*Exercise details:* Extract the lines word for word, starting at the beginning of the rows and ending at the line that contains "list all visible", with both ends included. Omit the pictures.

Spatial annotation rows
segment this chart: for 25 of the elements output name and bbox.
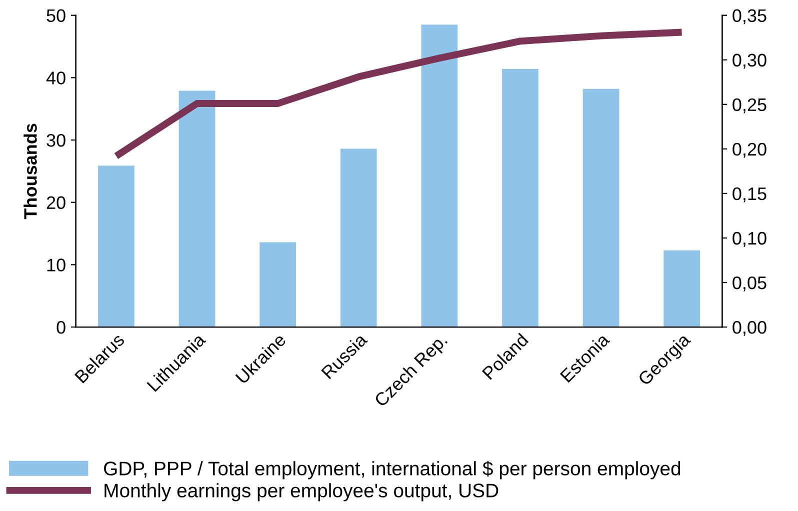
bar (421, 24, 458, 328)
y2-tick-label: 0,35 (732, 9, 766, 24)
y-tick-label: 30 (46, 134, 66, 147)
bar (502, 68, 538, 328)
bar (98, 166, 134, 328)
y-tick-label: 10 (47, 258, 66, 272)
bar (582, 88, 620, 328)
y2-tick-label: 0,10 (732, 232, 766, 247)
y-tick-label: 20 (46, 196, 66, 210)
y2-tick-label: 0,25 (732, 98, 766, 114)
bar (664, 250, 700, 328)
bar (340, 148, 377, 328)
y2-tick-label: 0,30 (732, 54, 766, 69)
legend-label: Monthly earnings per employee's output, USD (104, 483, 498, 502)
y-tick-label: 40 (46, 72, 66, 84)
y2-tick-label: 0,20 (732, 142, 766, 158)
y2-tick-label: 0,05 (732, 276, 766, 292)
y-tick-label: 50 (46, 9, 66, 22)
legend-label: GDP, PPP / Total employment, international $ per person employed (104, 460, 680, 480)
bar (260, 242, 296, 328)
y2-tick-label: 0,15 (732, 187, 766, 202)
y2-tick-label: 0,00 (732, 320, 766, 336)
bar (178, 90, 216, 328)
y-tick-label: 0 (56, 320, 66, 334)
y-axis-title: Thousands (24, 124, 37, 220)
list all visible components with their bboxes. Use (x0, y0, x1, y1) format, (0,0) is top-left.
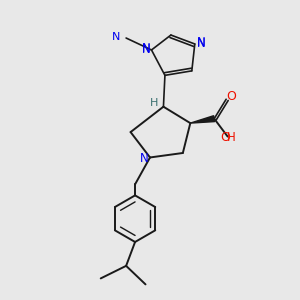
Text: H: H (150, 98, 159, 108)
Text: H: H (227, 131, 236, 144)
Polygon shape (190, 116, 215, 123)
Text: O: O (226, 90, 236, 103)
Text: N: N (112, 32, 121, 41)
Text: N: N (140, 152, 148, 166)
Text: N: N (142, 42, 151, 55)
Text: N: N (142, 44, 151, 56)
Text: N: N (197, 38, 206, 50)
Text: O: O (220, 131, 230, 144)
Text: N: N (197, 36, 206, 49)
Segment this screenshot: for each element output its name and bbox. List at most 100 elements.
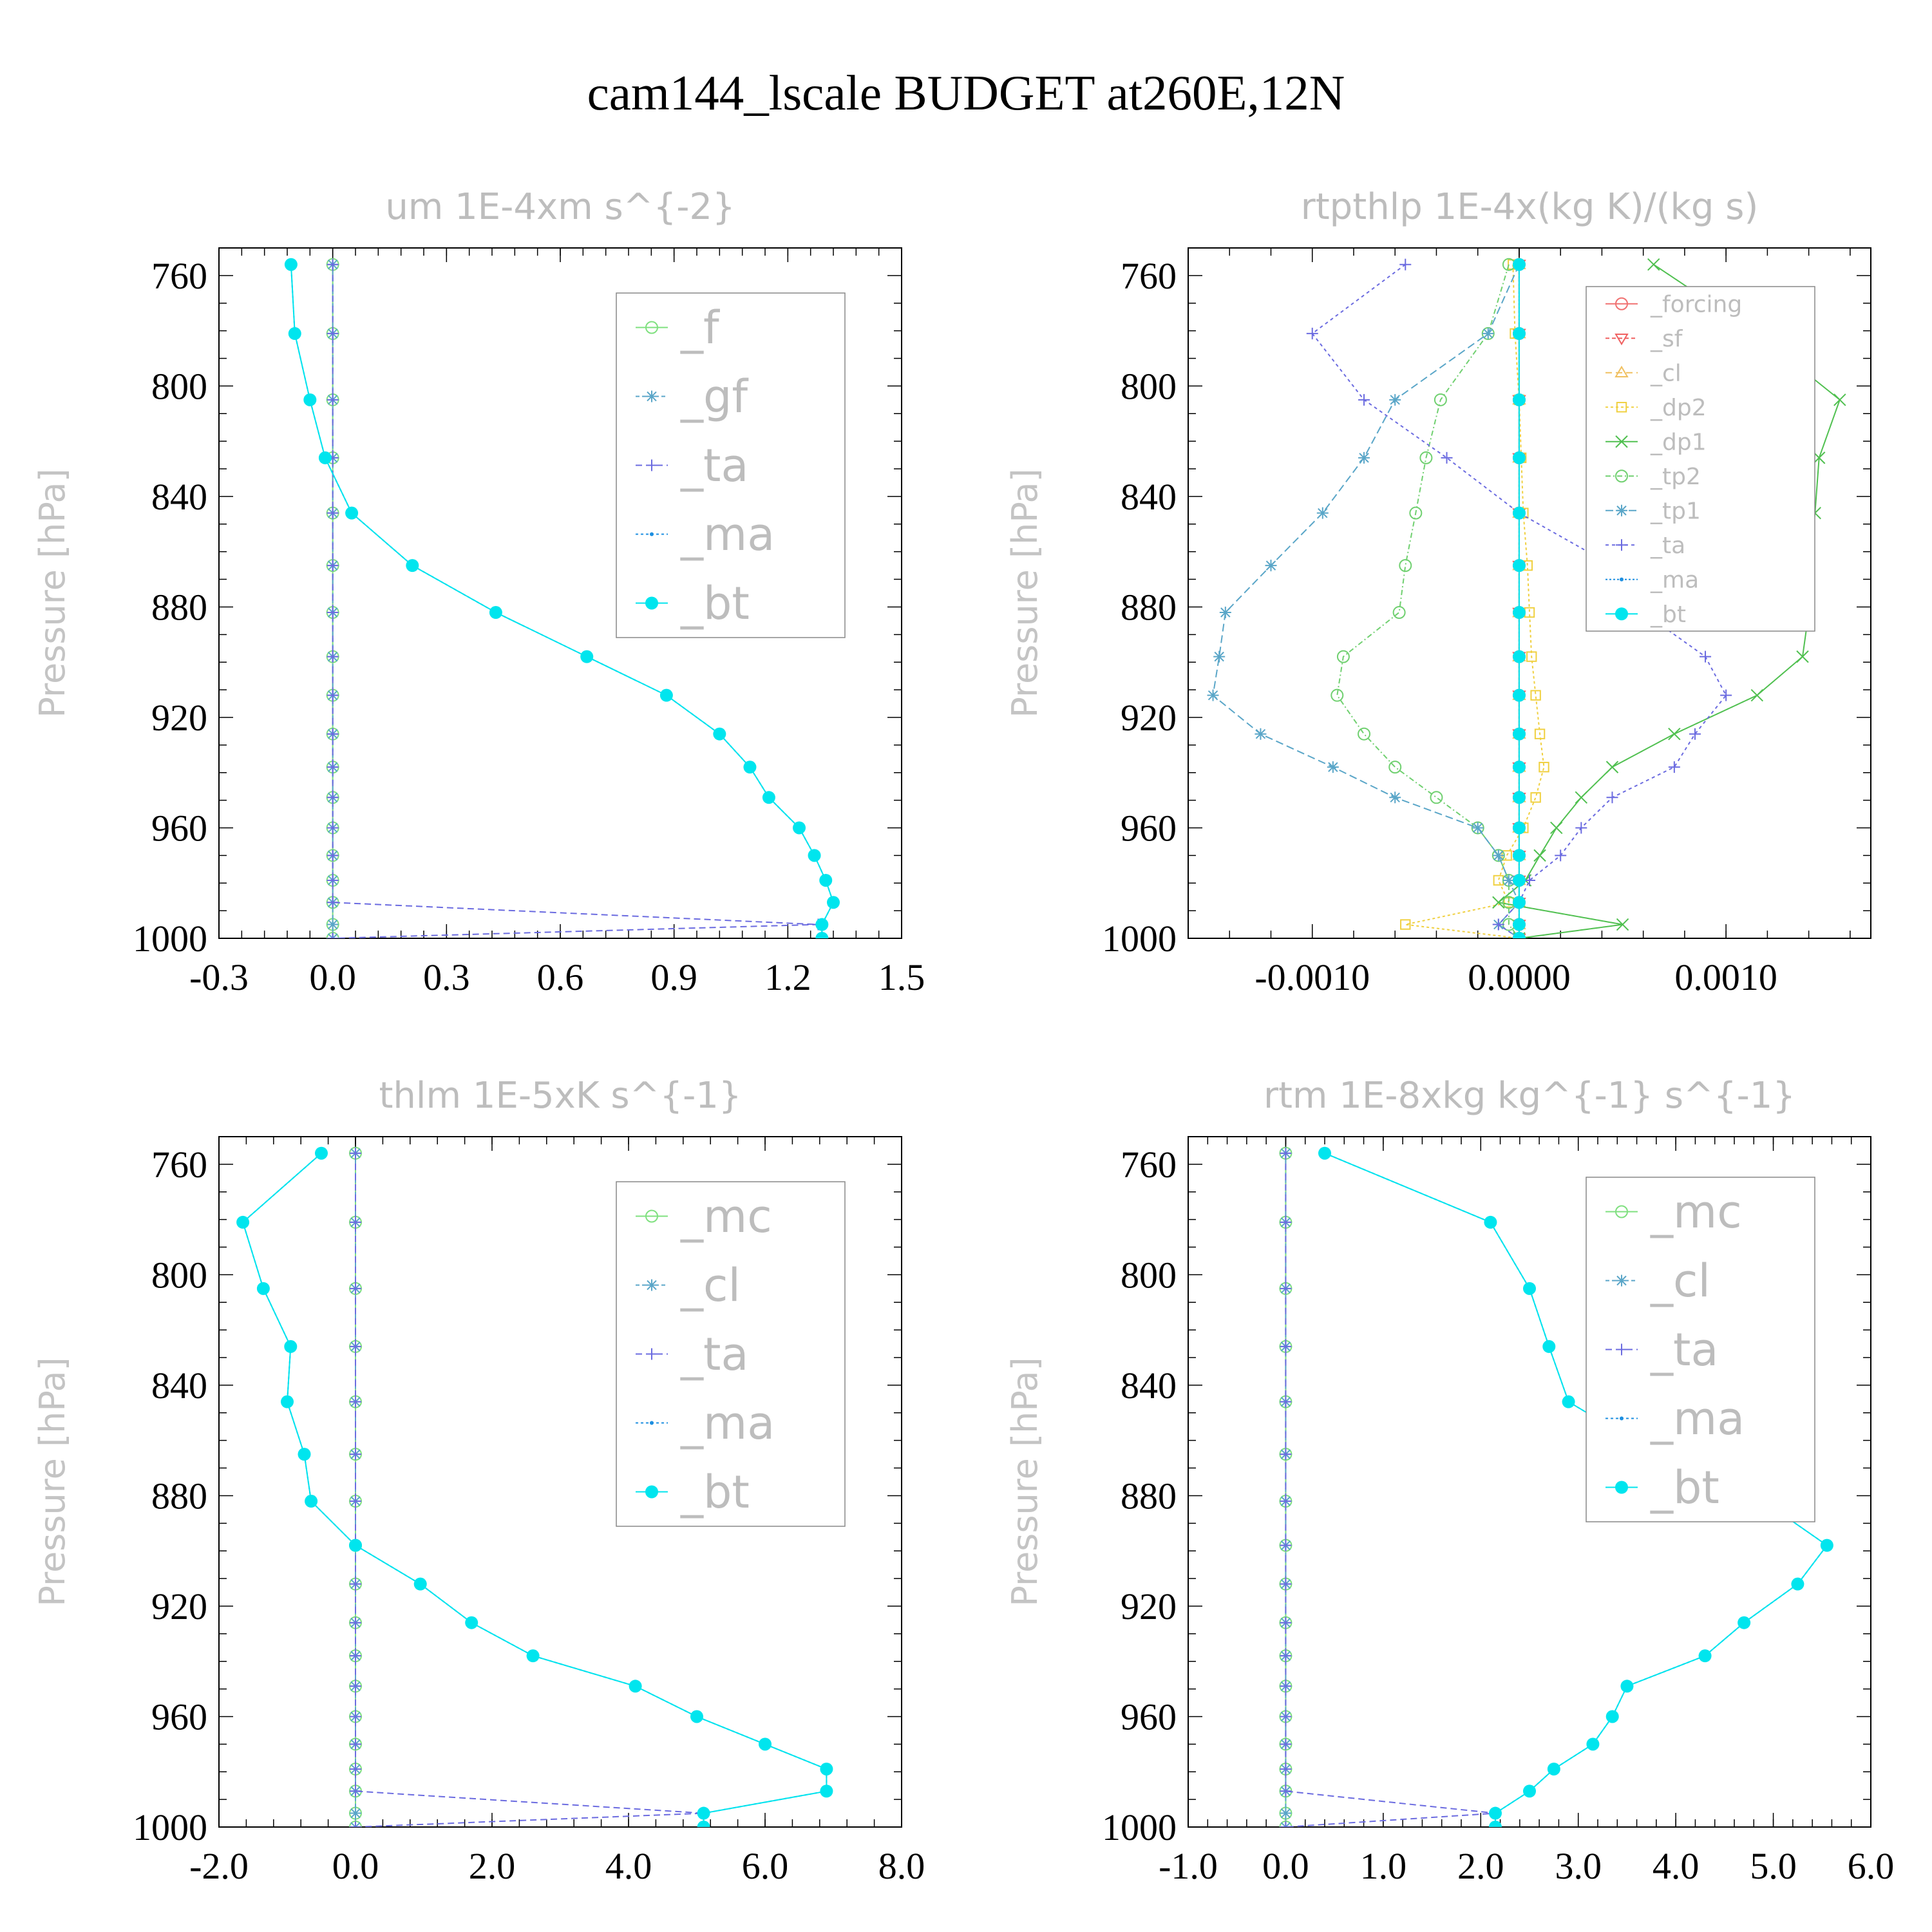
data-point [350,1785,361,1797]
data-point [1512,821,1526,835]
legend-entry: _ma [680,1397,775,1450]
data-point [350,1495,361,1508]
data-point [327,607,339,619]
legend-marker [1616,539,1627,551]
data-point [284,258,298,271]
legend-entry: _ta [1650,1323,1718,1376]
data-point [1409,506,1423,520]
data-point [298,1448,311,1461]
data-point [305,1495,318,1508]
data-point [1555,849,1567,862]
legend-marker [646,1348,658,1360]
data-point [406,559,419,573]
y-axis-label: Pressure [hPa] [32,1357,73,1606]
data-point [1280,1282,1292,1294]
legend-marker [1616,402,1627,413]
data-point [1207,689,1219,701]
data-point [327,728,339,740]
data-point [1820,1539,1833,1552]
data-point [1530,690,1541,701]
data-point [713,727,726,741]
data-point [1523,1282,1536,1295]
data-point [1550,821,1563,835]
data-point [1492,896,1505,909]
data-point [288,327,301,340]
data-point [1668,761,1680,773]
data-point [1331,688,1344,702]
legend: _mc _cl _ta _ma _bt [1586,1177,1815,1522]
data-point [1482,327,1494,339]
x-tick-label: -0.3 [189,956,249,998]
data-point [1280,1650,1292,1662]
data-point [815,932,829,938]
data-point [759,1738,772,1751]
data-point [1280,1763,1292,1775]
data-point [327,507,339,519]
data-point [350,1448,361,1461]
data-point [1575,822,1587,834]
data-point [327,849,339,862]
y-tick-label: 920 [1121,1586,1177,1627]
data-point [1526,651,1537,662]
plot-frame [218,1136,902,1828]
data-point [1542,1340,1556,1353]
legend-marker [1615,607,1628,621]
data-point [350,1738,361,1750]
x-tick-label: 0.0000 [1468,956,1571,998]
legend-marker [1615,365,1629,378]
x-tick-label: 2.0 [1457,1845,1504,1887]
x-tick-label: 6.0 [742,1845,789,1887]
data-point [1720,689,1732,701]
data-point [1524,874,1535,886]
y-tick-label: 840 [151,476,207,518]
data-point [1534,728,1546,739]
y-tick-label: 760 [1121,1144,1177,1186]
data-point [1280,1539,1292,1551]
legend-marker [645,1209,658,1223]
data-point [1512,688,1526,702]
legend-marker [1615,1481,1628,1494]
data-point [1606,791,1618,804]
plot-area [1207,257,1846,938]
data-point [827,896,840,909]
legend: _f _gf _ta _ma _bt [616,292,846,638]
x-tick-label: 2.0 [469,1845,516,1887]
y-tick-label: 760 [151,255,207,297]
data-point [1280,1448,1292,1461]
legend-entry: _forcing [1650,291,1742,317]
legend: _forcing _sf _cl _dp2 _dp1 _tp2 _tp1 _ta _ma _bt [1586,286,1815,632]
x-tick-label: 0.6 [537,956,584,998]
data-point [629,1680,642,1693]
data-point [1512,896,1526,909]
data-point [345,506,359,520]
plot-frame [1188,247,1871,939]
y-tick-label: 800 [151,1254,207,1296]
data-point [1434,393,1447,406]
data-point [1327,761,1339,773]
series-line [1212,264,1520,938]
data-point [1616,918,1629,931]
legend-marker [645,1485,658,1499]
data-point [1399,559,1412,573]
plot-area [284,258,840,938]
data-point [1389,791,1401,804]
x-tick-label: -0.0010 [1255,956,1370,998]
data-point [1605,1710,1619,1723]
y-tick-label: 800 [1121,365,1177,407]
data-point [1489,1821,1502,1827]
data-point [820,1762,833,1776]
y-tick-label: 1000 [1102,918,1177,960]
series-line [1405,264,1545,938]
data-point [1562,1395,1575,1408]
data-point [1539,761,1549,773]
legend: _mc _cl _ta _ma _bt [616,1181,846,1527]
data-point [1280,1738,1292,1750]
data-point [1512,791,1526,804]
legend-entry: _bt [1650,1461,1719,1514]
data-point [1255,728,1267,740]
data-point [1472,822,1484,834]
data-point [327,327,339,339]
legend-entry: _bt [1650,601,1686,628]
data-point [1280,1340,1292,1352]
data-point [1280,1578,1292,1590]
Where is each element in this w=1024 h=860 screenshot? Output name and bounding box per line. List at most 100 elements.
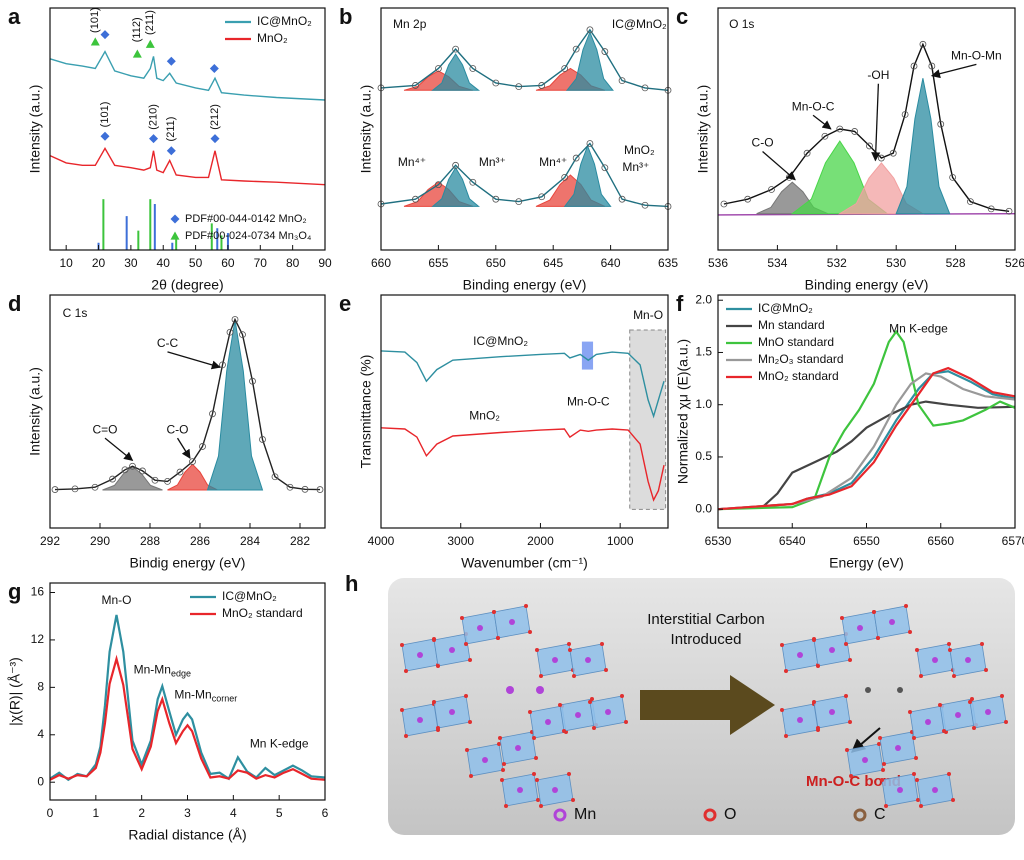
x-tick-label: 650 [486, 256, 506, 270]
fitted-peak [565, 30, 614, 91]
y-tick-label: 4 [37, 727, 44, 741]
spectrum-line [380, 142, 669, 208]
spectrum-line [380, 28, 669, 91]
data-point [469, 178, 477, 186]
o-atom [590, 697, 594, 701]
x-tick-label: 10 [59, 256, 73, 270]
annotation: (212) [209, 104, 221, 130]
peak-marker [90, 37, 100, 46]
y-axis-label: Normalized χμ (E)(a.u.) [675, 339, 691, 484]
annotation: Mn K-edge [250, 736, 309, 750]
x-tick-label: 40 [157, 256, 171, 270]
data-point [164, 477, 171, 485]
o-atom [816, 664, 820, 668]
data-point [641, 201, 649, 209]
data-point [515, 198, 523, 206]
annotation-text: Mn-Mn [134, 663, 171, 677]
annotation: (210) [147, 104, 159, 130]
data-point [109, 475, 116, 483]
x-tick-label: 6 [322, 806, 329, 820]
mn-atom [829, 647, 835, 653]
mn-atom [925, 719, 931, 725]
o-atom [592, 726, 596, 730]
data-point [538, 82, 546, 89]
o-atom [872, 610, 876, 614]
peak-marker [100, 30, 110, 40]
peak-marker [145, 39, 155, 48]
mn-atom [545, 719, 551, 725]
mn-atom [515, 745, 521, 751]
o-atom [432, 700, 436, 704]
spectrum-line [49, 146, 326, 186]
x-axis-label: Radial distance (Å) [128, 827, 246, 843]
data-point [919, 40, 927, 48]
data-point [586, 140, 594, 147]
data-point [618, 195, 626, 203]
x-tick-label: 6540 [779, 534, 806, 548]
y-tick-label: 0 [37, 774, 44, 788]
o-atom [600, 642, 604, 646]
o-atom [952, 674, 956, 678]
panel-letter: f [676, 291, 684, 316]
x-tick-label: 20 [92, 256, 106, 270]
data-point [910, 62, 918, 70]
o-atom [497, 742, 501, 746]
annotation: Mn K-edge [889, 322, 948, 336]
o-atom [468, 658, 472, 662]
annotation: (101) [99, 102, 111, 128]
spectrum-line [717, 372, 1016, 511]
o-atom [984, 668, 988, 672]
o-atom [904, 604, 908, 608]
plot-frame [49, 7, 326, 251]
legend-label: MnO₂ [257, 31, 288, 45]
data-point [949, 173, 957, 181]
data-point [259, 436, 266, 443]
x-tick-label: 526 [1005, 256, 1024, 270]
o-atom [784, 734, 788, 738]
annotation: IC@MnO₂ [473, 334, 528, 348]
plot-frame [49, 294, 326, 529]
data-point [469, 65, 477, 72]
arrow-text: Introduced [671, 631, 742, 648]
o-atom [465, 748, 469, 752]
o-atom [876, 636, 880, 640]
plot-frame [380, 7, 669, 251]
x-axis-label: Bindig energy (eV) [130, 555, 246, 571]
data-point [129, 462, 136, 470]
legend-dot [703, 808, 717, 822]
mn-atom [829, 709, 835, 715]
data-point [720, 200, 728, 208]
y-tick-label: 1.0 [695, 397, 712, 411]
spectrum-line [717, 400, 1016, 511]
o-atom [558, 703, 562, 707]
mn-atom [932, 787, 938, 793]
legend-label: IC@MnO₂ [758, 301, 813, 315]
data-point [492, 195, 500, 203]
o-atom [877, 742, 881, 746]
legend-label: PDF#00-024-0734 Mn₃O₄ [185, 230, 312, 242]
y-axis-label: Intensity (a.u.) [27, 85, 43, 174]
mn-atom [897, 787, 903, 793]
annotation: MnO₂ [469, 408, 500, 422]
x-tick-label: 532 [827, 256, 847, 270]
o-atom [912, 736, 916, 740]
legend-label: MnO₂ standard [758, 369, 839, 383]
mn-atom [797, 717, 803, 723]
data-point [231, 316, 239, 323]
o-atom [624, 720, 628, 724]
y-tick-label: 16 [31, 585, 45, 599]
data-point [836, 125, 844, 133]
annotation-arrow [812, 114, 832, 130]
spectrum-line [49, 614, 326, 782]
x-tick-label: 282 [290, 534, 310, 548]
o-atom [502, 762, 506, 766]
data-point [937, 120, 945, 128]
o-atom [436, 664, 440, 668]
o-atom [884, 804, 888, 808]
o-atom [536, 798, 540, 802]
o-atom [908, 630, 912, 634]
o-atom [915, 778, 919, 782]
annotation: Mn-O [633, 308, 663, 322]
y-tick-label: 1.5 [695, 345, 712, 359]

*Result of this task:*
segment this chart: for 25 of the elements output name and bbox.
bar (421, 24, 458, 328)
y2-tick-label: 0,35 (732, 9, 766, 24)
y-tick-label: 30 (46, 134, 66, 147)
bar (502, 68, 538, 328)
bar (98, 166, 134, 328)
y-tick-label: 10 (47, 258, 66, 272)
bar (582, 88, 620, 328)
y2-tick-label: 0,10 (732, 232, 766, 247)
y-tick-label: 20 (46, 196, 66, 210)
y2-tick-label: 0,25 (732, 98, 766, 114)
bar (664, 250, 700, 328)
bar (340, 148, 377, 328)
y2-tick-label: 0,30 (732, 54, 766, 69)
legend-label: Monthly earnings per employee's output, USD (104, 483, 498, 502)
y-tick-label: 40 (46, 72, 66, 84)
y2-tick-label: 0,20 (732, 142, 766, 158)
y2-tick-label: 0,05 (732, 276, 766, 292)
y-tick-label: 50 (46, 9, 66, 22)
legend-label: GDP, PPP / Total employment, international $ per person employed (104, 460, 680, 480)
bar (260, 242, 296, 328)
y2-tick-label: 0,15 (732, 187, 766, 202)
y2-tick-label: 0,00 (732, 320, 766, 336)
bar (178, 90, 216, 328)
y-tick-label: 0 (56, 320, 66, 334)
y-axis-title: Thousands (24, 124, 37, 220)
list all visible components with their bboxes. Use (x0, y0, x1, y1) format, (0,0) is top-left.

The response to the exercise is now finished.